§ Texto del documento:

En una foto anónima –una instantánea hecha al pasar– aparece una calle cualquiera de Jalisco que podría quizás explicar el misterio del "color mexicano". Es una calle de adoquines, con unagreca de yuyos en la juntura del bordillo. Un niño camina tocando una pared naranja. Desde el fondo hasta el primer plano, se suceden casas de una o dos plantas, de ladrillos revocados o sin revocar, pero pintados: al rosado de la medianera del fondo le sigue un frente amarillo con ventanas verdes, y luego la pared naranja que viene tocando el niño, y una peluquería encortinada de tablitas verdes en una fachada blanca con guardas violetas, una entrada con flores rosadas pintadas contra un fondo marrón claro y, la última, un frente amarillo con franja ancha verde, flores lilas y una verja panzuda de hierro verde.

§ Tareas requeridas:
1: Según el texto sobre el color mexicano, ¿qué hace el niño que aparece en la foto?
2: Indique si cada afirmación coincide con el texto sobre el color mexicano y cite las palabras que lo deciden: (a) La foto muestra una calle de Jalisco. (b) La calle es de tierra. (c) La peluquería tiene una cortina de tablitas rojas.
3: Por favor, convierta en una lista el párrafo del texto sobre el color mexicano que empieza con "En una foto anónima", conservando sus datos principales.

§ Datos proporcionados:
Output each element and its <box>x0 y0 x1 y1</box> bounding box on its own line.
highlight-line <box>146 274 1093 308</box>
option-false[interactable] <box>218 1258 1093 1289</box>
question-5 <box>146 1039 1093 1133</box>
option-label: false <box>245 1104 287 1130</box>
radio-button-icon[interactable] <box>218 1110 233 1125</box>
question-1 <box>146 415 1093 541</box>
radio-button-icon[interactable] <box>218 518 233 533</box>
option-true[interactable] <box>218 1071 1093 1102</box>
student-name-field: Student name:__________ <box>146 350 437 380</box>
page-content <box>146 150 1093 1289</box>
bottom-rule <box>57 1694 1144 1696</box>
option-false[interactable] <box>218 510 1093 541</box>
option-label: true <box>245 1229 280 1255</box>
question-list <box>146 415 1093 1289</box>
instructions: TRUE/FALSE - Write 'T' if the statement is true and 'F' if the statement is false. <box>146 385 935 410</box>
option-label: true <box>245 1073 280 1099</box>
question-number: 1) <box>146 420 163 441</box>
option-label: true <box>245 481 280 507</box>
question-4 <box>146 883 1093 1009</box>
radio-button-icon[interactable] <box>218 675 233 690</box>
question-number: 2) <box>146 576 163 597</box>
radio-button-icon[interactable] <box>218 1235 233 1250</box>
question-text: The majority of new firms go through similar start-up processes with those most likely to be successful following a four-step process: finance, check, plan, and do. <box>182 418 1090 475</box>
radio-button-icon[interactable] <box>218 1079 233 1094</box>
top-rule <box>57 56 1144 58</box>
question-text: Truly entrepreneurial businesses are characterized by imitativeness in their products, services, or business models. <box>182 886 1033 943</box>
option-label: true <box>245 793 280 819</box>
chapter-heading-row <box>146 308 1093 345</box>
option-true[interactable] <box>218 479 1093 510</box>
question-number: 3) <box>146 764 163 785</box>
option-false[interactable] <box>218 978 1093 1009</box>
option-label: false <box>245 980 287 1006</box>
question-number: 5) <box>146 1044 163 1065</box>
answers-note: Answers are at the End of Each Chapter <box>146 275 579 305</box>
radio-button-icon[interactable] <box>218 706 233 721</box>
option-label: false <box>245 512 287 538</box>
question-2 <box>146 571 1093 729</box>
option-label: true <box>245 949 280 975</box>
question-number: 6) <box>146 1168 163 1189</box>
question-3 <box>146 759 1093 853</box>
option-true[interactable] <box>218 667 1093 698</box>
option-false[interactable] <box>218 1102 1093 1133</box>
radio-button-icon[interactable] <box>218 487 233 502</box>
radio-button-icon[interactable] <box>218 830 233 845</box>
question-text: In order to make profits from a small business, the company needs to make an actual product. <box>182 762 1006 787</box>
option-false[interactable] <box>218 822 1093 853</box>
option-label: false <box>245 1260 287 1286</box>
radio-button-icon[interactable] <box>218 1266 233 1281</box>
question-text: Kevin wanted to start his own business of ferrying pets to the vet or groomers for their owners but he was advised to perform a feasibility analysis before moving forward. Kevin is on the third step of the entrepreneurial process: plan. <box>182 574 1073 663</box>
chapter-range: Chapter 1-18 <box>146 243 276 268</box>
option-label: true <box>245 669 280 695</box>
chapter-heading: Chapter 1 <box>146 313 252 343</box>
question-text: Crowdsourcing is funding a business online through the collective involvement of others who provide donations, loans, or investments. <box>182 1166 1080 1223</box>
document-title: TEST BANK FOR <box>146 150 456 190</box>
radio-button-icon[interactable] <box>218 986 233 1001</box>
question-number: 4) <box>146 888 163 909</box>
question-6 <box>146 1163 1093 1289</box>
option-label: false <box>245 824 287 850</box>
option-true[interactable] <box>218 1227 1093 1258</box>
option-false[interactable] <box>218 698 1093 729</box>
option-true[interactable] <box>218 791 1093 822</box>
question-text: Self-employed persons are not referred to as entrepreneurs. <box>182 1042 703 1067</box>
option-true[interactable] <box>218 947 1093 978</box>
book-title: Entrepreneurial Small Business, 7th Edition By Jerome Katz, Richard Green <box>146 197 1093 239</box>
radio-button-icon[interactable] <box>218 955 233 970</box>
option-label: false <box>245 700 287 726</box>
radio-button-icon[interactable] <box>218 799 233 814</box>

§ Respuestas numeradas:
1: Camina tocando una pared naranja.

2:
(a) Sí: "aparece una calle cualquiera de Jalisco".
(b) No: "Es una calle de adoquines".
(c) No: "una peluquería encortinada de tablitas verdes".

3:
- Una foto anónima, tomada al pasar, muestra una calle de Jalisco que quizás explique el misterio del "color mexicano".
- La calle es de adoquines y tiene yuyos en la juntura del bordillo.
- Un niño camina tocando una pared naranja.
- Las casas son de una o dos plantas, de ladrillos revocados o sin revocar, pero pintados. Del fondo al primer plano se ven:
  - una medianera rosada;
  - un frente amarillo con ventanas verdes;
  - la pared naranja;
  - una peluquería con cortina de tablitas verdes, en una fachada blanca con guardas violetas;
  - una entrada con flores rosadas pintadas sobre fondo marrón claro;
  - un frente amarillo con franja ancha verde, flores lilas y una verja panzuda de hierro verde.